* start Records for the task *
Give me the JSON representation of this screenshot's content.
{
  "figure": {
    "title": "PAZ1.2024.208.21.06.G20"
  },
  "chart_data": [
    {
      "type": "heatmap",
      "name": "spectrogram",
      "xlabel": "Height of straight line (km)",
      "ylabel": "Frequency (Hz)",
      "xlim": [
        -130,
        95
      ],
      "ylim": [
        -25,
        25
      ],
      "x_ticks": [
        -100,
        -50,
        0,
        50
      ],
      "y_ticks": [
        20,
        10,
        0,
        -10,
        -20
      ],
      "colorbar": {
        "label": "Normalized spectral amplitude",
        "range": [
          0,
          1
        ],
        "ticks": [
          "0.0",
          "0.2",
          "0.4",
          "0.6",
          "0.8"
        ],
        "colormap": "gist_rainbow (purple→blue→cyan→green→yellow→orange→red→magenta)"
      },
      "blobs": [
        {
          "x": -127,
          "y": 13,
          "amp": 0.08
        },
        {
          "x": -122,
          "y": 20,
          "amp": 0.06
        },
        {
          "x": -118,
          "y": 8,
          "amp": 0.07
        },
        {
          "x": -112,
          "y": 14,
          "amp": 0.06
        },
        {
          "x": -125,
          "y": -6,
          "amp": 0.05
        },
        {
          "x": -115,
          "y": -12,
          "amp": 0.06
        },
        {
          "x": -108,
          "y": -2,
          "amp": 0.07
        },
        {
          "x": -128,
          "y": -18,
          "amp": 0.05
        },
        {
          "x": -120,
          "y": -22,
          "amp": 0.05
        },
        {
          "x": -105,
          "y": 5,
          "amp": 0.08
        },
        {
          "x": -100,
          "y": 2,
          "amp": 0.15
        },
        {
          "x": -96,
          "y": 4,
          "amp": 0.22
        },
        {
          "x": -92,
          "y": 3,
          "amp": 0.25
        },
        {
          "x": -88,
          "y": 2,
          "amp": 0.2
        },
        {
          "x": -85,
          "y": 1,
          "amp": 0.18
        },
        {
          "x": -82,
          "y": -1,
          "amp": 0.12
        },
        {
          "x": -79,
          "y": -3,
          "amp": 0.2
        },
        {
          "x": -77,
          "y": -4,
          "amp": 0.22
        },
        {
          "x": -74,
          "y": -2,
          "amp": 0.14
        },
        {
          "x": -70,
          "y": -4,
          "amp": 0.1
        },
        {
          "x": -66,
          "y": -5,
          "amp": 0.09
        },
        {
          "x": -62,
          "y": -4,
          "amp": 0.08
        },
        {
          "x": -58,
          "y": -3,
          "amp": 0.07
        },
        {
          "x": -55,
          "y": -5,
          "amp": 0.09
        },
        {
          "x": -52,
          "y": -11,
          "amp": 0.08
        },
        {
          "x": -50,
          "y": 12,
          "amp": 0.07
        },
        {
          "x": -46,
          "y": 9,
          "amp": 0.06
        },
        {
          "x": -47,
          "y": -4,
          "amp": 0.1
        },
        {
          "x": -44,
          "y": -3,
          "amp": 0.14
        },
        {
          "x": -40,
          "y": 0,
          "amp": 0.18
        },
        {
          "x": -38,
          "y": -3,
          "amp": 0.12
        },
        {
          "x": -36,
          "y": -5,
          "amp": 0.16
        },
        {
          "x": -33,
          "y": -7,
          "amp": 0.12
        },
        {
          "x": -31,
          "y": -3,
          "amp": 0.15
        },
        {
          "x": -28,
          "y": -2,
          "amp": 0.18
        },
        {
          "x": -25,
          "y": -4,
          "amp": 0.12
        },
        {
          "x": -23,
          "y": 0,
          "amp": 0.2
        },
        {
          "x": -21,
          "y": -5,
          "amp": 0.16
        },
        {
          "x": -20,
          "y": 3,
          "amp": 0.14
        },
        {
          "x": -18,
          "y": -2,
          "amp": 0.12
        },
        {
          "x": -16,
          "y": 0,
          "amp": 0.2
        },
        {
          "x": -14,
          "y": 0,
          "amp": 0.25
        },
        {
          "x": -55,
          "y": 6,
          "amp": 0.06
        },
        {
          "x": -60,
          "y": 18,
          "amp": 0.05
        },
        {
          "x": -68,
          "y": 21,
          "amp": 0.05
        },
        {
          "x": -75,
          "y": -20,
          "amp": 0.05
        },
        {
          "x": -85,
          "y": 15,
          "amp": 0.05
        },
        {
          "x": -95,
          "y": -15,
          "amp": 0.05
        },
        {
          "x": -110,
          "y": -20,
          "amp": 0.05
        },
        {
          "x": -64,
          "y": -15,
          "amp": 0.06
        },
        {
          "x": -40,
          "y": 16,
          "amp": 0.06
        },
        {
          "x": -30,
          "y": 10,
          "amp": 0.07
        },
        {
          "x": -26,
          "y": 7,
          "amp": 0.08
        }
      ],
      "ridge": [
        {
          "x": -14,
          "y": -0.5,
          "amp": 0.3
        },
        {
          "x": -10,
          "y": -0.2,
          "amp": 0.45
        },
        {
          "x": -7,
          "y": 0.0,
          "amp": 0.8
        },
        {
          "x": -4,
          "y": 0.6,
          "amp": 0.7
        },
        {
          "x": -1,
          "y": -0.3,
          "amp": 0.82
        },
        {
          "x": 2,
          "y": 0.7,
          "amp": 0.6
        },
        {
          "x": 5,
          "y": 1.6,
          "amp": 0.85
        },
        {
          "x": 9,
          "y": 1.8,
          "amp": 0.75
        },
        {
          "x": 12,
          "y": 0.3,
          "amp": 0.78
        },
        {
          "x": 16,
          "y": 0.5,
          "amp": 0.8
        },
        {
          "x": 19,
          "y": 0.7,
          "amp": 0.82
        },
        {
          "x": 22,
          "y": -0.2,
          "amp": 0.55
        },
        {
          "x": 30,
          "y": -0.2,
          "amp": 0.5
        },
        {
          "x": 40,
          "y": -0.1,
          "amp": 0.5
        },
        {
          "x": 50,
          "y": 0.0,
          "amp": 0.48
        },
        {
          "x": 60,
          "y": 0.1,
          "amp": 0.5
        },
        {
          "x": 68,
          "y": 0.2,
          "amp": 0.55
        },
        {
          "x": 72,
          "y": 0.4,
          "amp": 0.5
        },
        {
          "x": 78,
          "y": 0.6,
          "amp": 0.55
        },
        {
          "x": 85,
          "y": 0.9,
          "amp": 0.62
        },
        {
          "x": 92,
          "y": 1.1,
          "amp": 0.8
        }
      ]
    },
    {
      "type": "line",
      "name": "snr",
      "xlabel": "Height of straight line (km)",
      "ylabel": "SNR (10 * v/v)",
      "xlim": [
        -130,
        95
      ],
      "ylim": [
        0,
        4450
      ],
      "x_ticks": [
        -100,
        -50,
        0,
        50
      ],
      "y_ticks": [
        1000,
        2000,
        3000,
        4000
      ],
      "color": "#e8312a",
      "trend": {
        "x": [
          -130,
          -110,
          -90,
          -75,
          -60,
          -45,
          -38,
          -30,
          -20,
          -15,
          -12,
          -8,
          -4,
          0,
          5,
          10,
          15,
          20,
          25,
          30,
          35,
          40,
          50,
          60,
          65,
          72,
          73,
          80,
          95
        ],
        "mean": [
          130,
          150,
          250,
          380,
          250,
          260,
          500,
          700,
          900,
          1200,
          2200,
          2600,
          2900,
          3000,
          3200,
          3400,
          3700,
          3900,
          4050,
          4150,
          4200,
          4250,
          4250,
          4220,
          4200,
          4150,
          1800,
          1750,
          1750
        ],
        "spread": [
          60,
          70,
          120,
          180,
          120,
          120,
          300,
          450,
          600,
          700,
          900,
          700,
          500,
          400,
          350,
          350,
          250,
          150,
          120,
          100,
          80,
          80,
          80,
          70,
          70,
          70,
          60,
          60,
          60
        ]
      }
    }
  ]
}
* end Records for the task *
Recopy the whole listing exactly.

Give me the JSON representation of this screenshot's content.
{
  "figure": {
    "title": "PAZ1.2024.208.21.06.G20"
  },
  "chart_data": [
    {
      "type": "heatmap",
      "name": "spectrogram",
      "xlabel": "Height of straight line (km)",
      "ylabel": "Frequency (Hz)",
      "xlim": [
        -130,
        95
      ],
      "ylim": [
        -25,
        25
      ],
      "x_ticks": [
        -100,
        -50,
        0,
        50
      ],
      "y_ticks": [
        20,
        10,
        0,
        -10,
        -20
      ],
      "colorbar": {
        "label": "Normalized spectral amplitude",
        "range": [
          0,
          1
        ],
        "ticks": [
          "0.0",
          "0.2",
          "0.4",
          "0.6",
          "0.8"
        ],
        "colormap": "gist_rainbow (purple→blue→cyan→green→yellow→orange→red→magenta)"
      },
      "blobs": [
        {
          "x": -127,
          "y": 13,
          "amp": 0.08
        },
        {
          "x": -122,
          "y": 20,
          "amp": 0.06
        },
        {
          "x": -118,
          "y": 8,
          "amp": 0.07
        },
        {
          "x": -112,
          "y": 14,
          "amp": 0.06
        },
        {
          "x": -125,
          "y": -6,
          "amp": 0.05
        },
        {
          "x": -115,
          "y": -12,
          "amp": 0.06
        },
        {
          "x": -108,
          "y": -2,
          "amp": 0.07
        },
        {
          "x": -128,
          "y": -18,
          "amp": 0.05
        },
        {
          "x": -120,
          "y": -22,
          "amp": 0.05
        },
        {
          "x": -105,
          "y": 5,
          "amp": 0.08
        },
        {
          "x": -100,
          "y": 2,
          "amp": 0.15
        },
        {
          "x": -96,
          "y": 4,
          "amp": 0.22
        },
        {
          "x": -92,
          "y": 3,
          "amp": 0.25
        },
        {
          "x": -88,
          "y": 2,
          "amp": 0.2
        },
        {
          "x": -85,
          "y": 1,
          "amp": 0.18
        },
        {
          "x": -82,
          "y": -1,
          "amp": 0.12
        },
        {
          "x": -79,
          "y": -3,
          "amp": 0.2
        },
        {
          "x": -77,
          "y": -4,
          "amp": 0.22
        },
        {
          "x": -74,
          "y": -2,
          "amp": 0.14
        },
        {
          "x": -70,
          "y": -4,
          "amp": 0.1
        },
        {
          "x": -66,
          "y": -5,
          "amp": 0.09
        },
        {
          "x": -62,
          "y": -4,
          "amp": 0.08
        },
        {
          "x": -58,
          "y": -3,
          "amp": 0.07
        },
        {
          "x": -55,
          "y": -5,
          "amp": 0.09
        },
        {
          "x": -52,
          "y": -11,
          "amp": 0.08
        },
        {
          "x": -50,
          "y": 12,
          "amp": 0.07
        },
        {
          "x": -46,
          "y": 9,
          "amp": 0.06
        },
        {
          "x": -47,
          "y": -4,
          "amp": 0.1
        },
        {
          "x": -44,
          "y": -3,
          "amp": 0.14
        },
        {
          "x": -40,
          "y": 0,
          "amp": 0.18
        },
        {
          "x": -38,
          "y": -3,
          "amp": 0.12
        },
        {
          "x": -36,
          "y": -5,
          "amp": 0.16
        },
        {
          "x": -33,
          "y": -7,
          "amp": 0.12
        },
        {
          "x": -31,
          "y": -3,
          "amp": 0.15
        },
        {
          "x": -28,
          "y": -2,
          "amp": 0.18
        },
        {
          "x": -25,
          "y": -4,
          "amp": 0.12
        },
        {
          "x": -23,
          "y": 0,
          "amp": 0.2
        },
        {
          "x": -21,
          "y": -5,
          "amp": 0.16
        },
        {
          "x": -20,
          "y": 3,
          "amp": 0.14
        },
        {
          "x": -18,
          "y": -2,
          "amp": 0.12
        },
        {
          "x": -16,
          "y": 0,
          "amp": 0.2
        },
        {
          "x": -14,
          "y": 0,
          "amp": 0.25
        },
        {
          "x": -55,
          "y": 6,
          "amp": 0.06
        },
        {
          "x": -60,
          "y": 18,
          "amp": 0.05
        },
        {
          "x": -68,
          "y": 21,
          "amp": 0.05
        },
        {
          "x": -75,
          "y": -20,
          "amp": 0.05
        },
        {
          "x": -85,
          "y": 15,
          "amp": 0.05
        },
        {
          "x": -95,
          "y": -15,
          "amp": 0.05
        },
        {
          "x": -110,
          "y": -20,
          "amp": 0.05
        },
        {
          "x": -64,
          "y": -15,
          "amp": 0.06
        },
        {
          "x": -40,
          "y": 16,
          "amp": 0.06
        },
        {
          "x": -30,
          "y": 10,
          "amp": 0.07
        },
        {
          "x": -26,
          "y": 7,
          "amp": 0.08
        }
      ],
      "ridge": [
        {
          "x": -14,
          "y": -0.5,
          "amp": 0.3
        },
        {
          "x": -10,
          "y": -0.2,
          "amp": 0.45
        },
        {
          "x": -7,
          "y": 0.0,
          "amp": 0.8
        },
        {
          "x": -4,
          "y": 0.6,
          "amp": 0.7
        },
        {
          "x": -1,
          "y": -0.3,
          "amp": 0.82
        },
        {
          "x": 2,
          "y": 0.7,
          "amp": 0.6
        },
        {
          "x": 5,
          "y": 1.6,
          "amp": 0.85
        },
        {
          "x": 9,
          "y": 1.8,
          "amp": 0.75
        },
        {
          "x": 12,
          "y": 0.3,
          "amp": 0.78
        },
        {
          "x": 16,
          "y": 0.5,
          "amp": 0.8
        },
        {
          "x": 19,
          "y": 0.7,
          "amp": 0.82
        },
        {
          "x": 22,
          "y": -0.2,
          "amp": 0.55
        },
        {
          "x": 30,
          "y": -0.2,
          "amp": 0.5
        },
        {
          "x": 40,
          "y": -0.1,
          "amp": 0.5
        },
        {
          "x": 50,
          "y": 0.0,
          "amp": 0.48
        },
        {
          "x": 60,
          "y": 0.1,
          "amp": 0.5
        },
        {
          "x": 68,
          "y": 0.2,
          "amp": 0.55
        },
        {
          "x": 72,
          "y": 0.4,
          "amp": 0.5
        },
        {
          "x": 78,
          "y": 0.6,
          "amp": 0.55
        },
        {
          "x": 85,
          "y": 0.9,
          "amp": 0.62
        },
        {
          "x": 92,
          "y": 1.1,
          "amp": 0.8
        }
      ]
    },
    {
      "type": "line",
      "name": "snr",
      "xlabel": "Height of straight line (km)",
      "ylabel": "SNR (10 * v/v)",
      "xlim": [
        -130,
        95
      ],
      "ylim": [
        0,
        4450
      ],
      "x_ticks": [
        -100,
        -50,
        0,
        50
      ],
      "y_ticks": [
        1000,
        2000,
        3000,
        4000
      ],
      "color": "#e8312a",
      "trend": {
        "x": [
          -130,
          -110,
          -90,
          -75,
          -60,
          -45,
          -38,
          -30,
          -20,
          -15,
          -12,
          -8,
          -4,
          0,
          5,
          10,
          15,
          20,
          25,
          30,
          35,
          40,
          50,
          60,
          65,
          72,
          73,
          80,
          95
        ],
        "mean": [
          130,
          150,
          250,
          380,
          250,
          260,
          500,
          700,
          900,
          1200,
          2200,
          2600,
          2900,
          3000,
          3200,
          3400,
          3700,
          3900,
          4050,
          4150,
          4200,
          4250,
          4250,
          4220,
          4200,
          4150,
          1800,
          1750,
          1750
        ],
        "spread": [
          60,
          70,
          120,
          180,
          120,
          120,
          300,
          450,
          600,
          700,
          900,
          700,
          500,
          400,
          350,
          350,
          250,
          150,
          120,
          100,
          80,
          80,
          80,
          70,
          70,
          70,
          60,
          60,
          60
        ]
      }
    }
  ]
}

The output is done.